Output the records exactly as they appear, with no pictures included.

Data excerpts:

--- begin ---

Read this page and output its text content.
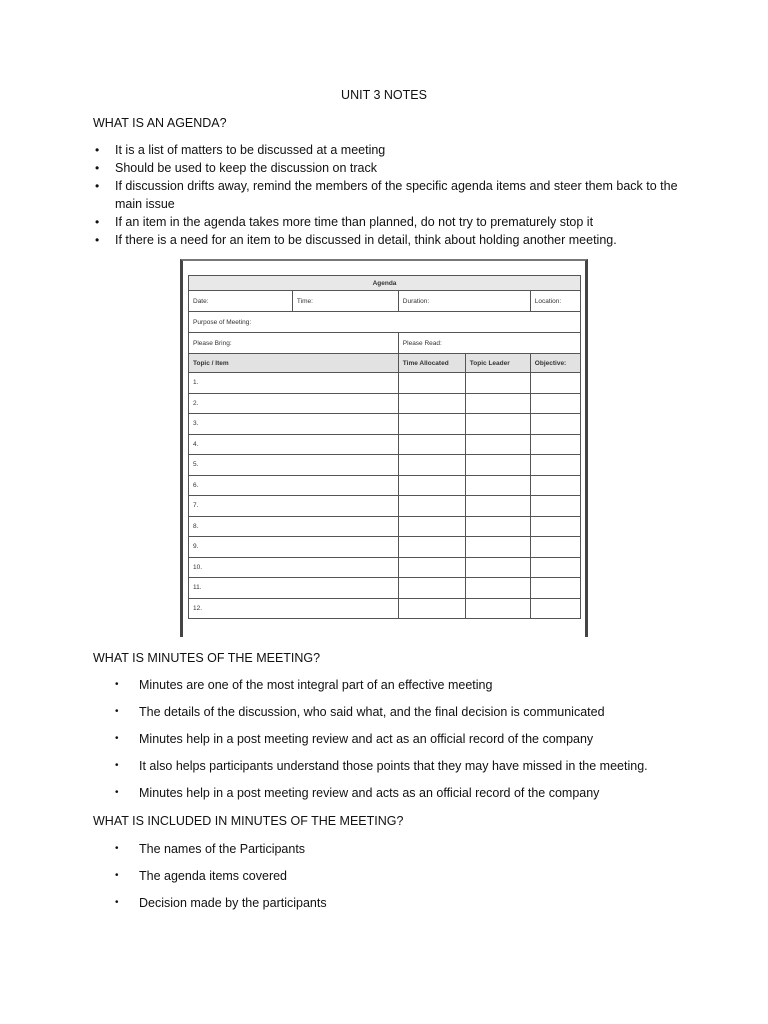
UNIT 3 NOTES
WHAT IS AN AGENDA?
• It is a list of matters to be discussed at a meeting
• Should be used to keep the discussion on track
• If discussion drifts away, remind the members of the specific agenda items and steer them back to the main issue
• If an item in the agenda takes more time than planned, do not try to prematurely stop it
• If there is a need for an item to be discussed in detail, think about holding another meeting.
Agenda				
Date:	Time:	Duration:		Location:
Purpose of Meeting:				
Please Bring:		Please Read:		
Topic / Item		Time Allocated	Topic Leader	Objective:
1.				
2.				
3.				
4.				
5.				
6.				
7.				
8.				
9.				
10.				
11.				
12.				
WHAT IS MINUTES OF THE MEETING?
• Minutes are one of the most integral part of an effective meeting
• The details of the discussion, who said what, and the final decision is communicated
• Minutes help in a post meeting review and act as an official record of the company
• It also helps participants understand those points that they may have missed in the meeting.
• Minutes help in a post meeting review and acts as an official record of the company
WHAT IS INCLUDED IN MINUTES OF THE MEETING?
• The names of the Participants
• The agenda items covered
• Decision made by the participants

--- end ---

SOLUTION BELOW ->
Read this page and output its text content.
UNIT 3 NOTES
WHAT IS AN AGENDA?
• It is a list of matters to be discussed at a meeting
• Should be used to keep the discussion on track
• If discussion drifts away, remind the members of the specific agenda items and steer them back to the main issue
• If an item in the agenda takes more time than planned, do not try to prematurely stop it
• If there is a need for an item to be discussed in detail, think about holding another meeting.
Agenda				
Date:	Time:	Duration:		Location:
Purpose of Meeting:				
Please Bring:		Please Read:		
Topic / Item		Time Allocated	Topic Leader	Objective:
1.				
2.				
3.				
4.				
5.				
6.				
7.				
8.				
9.				
10.				
11.				
12.				
WHAT IS MINUTES OF THE MEETING?
• Minutes are one of the most integral part of an effective meeting
• The details of the discussion, who said what, and the final decision is communicated
• Minutes help in a post meeting review and act as an official record of the company
• It also helps participants understand those points that they may have missed in the meeting.
• Minutes help in a post meeting review and acts as an official record of the company
WHAT IS INCLUDED IN MINUTES OF THE MEETING?
• The names of the Participants
• The agenda items covered
• Decision made by the participants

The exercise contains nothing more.